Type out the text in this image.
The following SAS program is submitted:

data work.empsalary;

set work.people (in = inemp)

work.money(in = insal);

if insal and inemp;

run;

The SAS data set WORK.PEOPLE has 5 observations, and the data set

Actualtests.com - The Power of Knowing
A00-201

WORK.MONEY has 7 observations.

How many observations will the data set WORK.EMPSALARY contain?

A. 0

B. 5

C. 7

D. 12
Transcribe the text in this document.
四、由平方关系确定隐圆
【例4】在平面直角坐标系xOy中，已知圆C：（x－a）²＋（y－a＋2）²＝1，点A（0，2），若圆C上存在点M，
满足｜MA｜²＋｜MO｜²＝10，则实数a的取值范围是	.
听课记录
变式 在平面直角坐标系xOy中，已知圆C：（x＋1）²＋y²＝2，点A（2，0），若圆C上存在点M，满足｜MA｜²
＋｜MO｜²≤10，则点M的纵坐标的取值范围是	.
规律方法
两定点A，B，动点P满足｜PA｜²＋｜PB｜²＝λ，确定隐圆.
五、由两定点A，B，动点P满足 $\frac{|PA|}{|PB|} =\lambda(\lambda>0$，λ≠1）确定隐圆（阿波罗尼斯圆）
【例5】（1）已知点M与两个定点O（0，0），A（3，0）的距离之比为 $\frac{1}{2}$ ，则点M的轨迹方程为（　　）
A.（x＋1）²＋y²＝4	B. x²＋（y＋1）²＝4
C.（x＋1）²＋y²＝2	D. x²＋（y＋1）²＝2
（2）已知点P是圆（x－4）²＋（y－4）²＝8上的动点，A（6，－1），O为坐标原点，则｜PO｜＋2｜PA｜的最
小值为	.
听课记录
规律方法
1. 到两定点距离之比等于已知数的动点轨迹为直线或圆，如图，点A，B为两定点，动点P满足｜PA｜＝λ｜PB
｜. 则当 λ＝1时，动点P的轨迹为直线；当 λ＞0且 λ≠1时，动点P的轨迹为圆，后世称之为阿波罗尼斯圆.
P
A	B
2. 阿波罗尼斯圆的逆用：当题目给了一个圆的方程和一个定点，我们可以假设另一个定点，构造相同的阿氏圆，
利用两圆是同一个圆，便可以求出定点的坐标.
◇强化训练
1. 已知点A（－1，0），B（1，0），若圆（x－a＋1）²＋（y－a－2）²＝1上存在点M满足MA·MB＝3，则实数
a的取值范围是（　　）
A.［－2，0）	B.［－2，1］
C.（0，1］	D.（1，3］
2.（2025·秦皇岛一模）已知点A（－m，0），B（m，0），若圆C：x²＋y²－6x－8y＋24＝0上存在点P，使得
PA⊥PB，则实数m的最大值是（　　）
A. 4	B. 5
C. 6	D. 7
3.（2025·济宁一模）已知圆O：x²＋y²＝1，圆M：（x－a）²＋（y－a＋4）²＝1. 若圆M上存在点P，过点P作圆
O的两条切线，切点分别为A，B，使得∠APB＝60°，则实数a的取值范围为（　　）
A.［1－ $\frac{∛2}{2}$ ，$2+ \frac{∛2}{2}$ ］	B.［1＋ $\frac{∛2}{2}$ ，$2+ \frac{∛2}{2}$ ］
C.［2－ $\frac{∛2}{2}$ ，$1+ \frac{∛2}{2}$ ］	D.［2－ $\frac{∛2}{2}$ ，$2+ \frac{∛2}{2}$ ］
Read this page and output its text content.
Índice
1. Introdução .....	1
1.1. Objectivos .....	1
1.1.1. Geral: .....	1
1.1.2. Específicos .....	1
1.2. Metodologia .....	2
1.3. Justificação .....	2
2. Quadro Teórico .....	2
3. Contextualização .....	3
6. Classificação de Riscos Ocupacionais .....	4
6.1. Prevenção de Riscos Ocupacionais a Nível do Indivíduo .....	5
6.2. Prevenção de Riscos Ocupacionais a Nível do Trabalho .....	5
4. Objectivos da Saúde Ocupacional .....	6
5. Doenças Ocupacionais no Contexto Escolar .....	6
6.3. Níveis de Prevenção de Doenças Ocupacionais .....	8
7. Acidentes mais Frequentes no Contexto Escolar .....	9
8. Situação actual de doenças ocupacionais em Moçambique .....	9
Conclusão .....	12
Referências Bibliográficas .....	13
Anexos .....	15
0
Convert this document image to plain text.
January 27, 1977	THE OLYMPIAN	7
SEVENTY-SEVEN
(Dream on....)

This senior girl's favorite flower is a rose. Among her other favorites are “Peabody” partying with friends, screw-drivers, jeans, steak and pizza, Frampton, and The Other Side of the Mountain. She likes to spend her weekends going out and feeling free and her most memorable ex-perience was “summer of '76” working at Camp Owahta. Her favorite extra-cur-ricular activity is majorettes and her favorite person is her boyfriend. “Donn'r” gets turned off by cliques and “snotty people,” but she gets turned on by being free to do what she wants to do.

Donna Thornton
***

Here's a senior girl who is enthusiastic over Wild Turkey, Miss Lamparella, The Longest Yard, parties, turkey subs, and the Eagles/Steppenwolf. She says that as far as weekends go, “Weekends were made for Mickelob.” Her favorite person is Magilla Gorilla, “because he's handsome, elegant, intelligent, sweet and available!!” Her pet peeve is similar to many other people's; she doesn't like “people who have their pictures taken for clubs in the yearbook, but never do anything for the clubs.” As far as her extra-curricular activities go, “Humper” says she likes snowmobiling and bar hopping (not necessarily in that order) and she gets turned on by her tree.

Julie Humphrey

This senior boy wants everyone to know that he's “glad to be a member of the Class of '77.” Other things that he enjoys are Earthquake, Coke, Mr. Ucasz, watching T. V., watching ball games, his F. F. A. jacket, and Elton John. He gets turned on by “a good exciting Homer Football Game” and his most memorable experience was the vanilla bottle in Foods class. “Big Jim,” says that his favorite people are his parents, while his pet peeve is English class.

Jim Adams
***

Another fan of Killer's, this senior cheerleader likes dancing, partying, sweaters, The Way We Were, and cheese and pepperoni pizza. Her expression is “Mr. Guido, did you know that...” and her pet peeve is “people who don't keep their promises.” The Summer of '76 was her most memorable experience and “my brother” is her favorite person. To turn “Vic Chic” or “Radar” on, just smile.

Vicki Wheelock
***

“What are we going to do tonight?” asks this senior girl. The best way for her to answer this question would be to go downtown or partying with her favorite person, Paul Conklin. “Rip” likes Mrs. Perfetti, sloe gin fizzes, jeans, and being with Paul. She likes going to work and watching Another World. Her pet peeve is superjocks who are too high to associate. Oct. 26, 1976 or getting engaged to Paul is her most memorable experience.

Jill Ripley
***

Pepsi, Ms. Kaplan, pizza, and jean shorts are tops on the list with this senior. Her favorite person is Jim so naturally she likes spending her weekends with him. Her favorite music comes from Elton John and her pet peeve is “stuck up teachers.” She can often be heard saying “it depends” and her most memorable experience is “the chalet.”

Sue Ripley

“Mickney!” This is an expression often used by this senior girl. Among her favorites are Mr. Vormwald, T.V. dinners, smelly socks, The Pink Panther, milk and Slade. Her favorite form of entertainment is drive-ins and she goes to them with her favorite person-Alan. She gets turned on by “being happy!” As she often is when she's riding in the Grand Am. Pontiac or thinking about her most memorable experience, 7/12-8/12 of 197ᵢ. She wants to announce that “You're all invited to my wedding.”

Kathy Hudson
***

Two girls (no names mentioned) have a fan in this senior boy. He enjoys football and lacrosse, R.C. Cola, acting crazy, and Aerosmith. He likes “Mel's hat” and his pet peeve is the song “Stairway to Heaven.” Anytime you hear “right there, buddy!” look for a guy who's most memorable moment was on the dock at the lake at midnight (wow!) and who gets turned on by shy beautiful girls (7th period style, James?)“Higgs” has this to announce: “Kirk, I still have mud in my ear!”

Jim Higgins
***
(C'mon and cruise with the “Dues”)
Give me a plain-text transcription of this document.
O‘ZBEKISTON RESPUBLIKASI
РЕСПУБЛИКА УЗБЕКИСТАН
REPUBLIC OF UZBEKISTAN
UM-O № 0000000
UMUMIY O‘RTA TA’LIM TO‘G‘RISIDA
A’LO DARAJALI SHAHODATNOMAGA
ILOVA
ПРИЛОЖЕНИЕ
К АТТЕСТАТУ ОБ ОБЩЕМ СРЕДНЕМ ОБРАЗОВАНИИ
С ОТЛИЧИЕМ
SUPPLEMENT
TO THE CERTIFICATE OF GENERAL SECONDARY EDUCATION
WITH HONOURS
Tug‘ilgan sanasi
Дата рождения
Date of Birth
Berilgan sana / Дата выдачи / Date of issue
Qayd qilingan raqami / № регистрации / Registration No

● ● ● ● ●

Work to be completed:
Every line of the records that includes the word "在平面直角坐标系xOy中" should be gathered.

Solution for this task:
【例4】在平面直角坐标系xOy中，已知圆C：（x－a）²＋（y－a＋2）²＝1，点A（0，2），若圆C上存在点M，
变式 在平面直角坐标系xOy中，已知圆C：（x＋1）²＋y²＝2，点A（2，0），若圆C上存在点M，满足｜MA｜²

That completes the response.